* [AUSGEWÄHLTER AUSZUG]
Hilfreich sind hier sicher die ersten „Maßnahmen“, die der Militärpfarrer geplant hat. Durch gemeinsame Spieleabende, aber auch Betreuungsfahrten lernen die Soldatinnen und Soldaten eine andere Facette im Einsatz kennen und gewinnen auch mal Abstand zu dem fordernden Alltag. „Bald werden wir auch eine weitere Gitarre für solche Zwecke und für die Gottesdienste hier haben“, sagt Winfried M. mit spürbarer Begeisterung.
Eine zweite Gemeinde kommt dazu
Noch ist Sommer in der Slowakei und die Niederschläge halten sich im Talkessel am Flughafen Sliač in Grenzen. Doch nicht nur hier wird sich das Arbeitsfeld der Militärseelsorge verändern, sondern auch im rund eine Autostunde südostwärts gelegenen Leŝt. Dort trafen Ende Juni die deutschen Anteile des multinationalen Verbandes unter tschechischer Führung ein. „Auf dem Übungsgelände will und werde ich auch auf jeden Fall Flagge zeigen“, erklärt der 59-Jährige Militärpfarrer, der schon an einem Modus tüftelt, wann und wie lange er an dann zwei Orten jeweils verweilt.
Bei so vielen Plänen und Absichten hat Winfried M. schon fast vergessen, dass es auch für ihn irgendwann wieder nach Hause geht. Seine Ablöse ist im Moment für Anfang September vorgesehen, und der Name des Nachfolgers ist ihm bereits bekannt. Bis es soweit ist, möchte er regelmäßige Gottesdienste und auch Betreuungsfahrten sowie lebenskundliche Seminare an beiden Standorten etablieren.

* [BEREITGESTELLTES MATERIAL]

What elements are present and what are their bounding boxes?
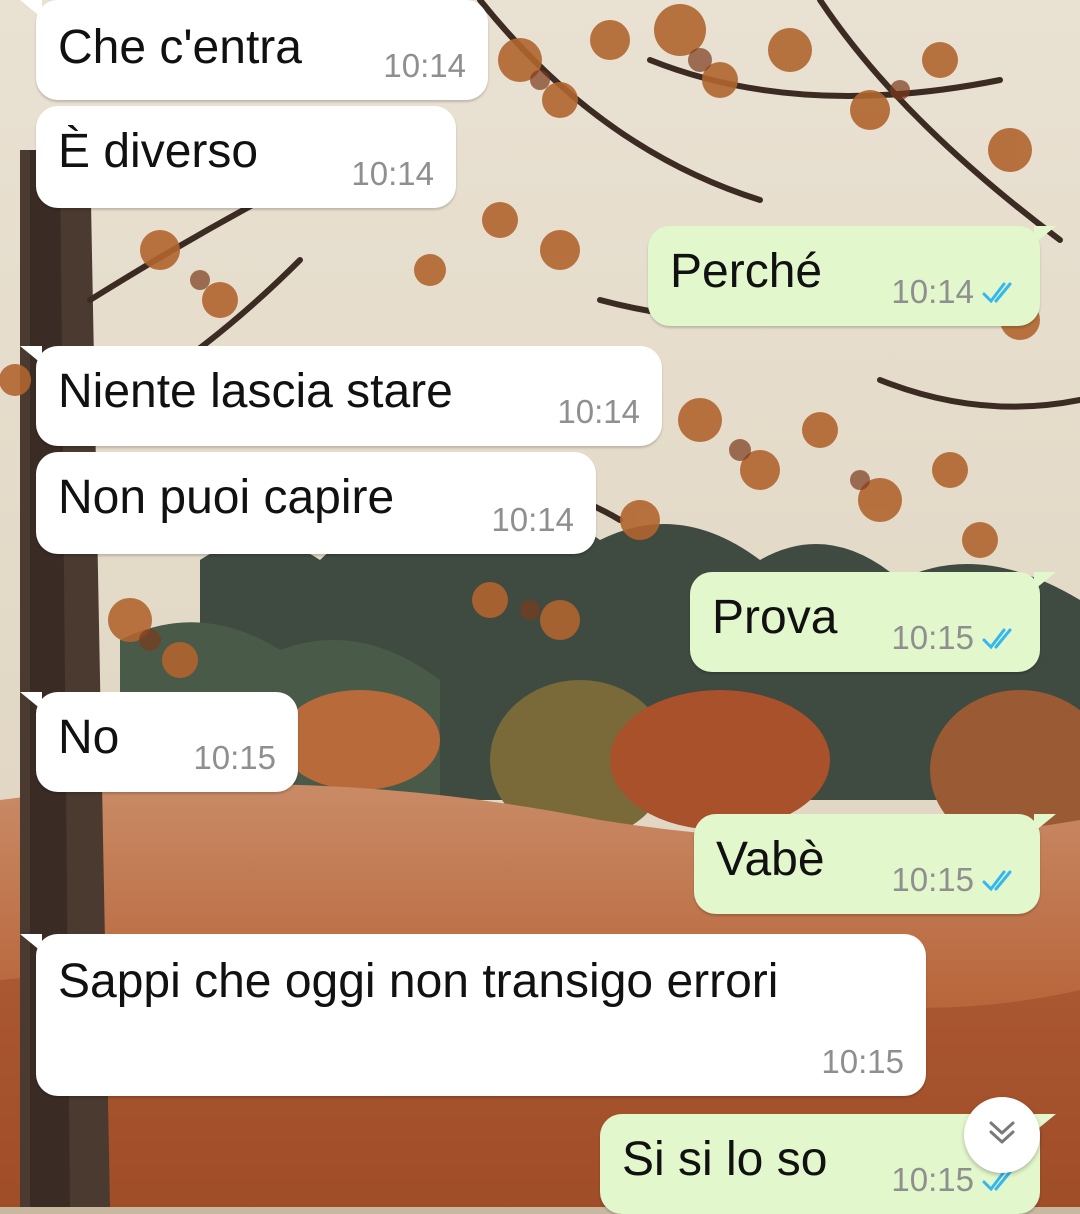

* [AUFGABE 1]
Im ausgewählten Auszug soll der Abschnitt, der mit den Worten „Bei so vielen“ beginnt und mit „beiden Standorten etablieren.“ endet, so bearbeitet werden, dass „Anfang September“ durch „Mitte September“ ersetzt ist.
* [AUFGABE 2]
Der Absatz des ausgewählten Auszugs, der mit „Noch ist Sommer in der Slowakei“ beginnt, ist als Liste neu zu fassen, wobei seine wesentlichen Fakten erhalten bleiben.
* [AUFGABE 3]
Stimmen die folgenden Aussagen mit dem ausgewählten Auszug überein? Jede Aussage soll mit Ja oder Nein beantwortet und mit den entscheidenden Worten des Auszugs wörtlich belegt werden.
(a) Die Ablöse des Militärpfarrers ist für Anfang September vorgesehen.
(b) Der Name seines Nachfolgers ist dem Militärpfarrer noch unbekannt.
(c) Der Verband in Leŝt steht unter slowakischer Führung.
Die Auflistung spielt hierfür keine Rolle.

* [VOLLSTÄNDIGE LÖSUNG 1]
Bei so vielen Plänen und Absichten hat Winfried M. schon fast vergessen, dass es auch für ihn irgendwann wieder nach Hause geht. Seine Ablöse ist im Moment für Mitte September vorgesehen, und der Name des Nachfolgers ist ihm bereits bekannt. Bis es soweit ist, möchte er regelmäßige Gottesdienste und auch Betreuungsfahrten sowie lebenskundliche Seminare an beiden Standorten etablieren.

* [VOLLSTÄNDIGE LÖSUNG 2]
- In der Slowakei ist noch Sommer, und im Talkessel am Flughafen Sliač halten sich die Niederschläge in Grenzen.
- Das Arbeitsfeld der Militärseelsorge wird sich auch im rund eine Autostunde südostwärts gelegenen Leŝt verändern.
- Dort trafen Ende Juni die deutschen Anteile des multinationalen Verbandes unter tschechischer Führung ein.
- Der 59-jährige Militärpfarrer will auf dem Übungsgelände Flagge zeigen.
- Er arbeitet an einem Modus, wann und wie lange er an den zwei Orten jeweils verweilt.

* [VOLLSTÄNDIGE LÖSUNG 3]
(a) Ja. Im Auszug heißt es: „Seine Ablöse ist im Moment für Anfang September vorgesehen“.
(b) Nein. Im Auszug heißt es: „der Name des Nachfolgers ist ihm bereits bekannt“.
(c) Nein. Im Auszug heißt es: „des multinationalen Verbandes unter tschechischer Führung“.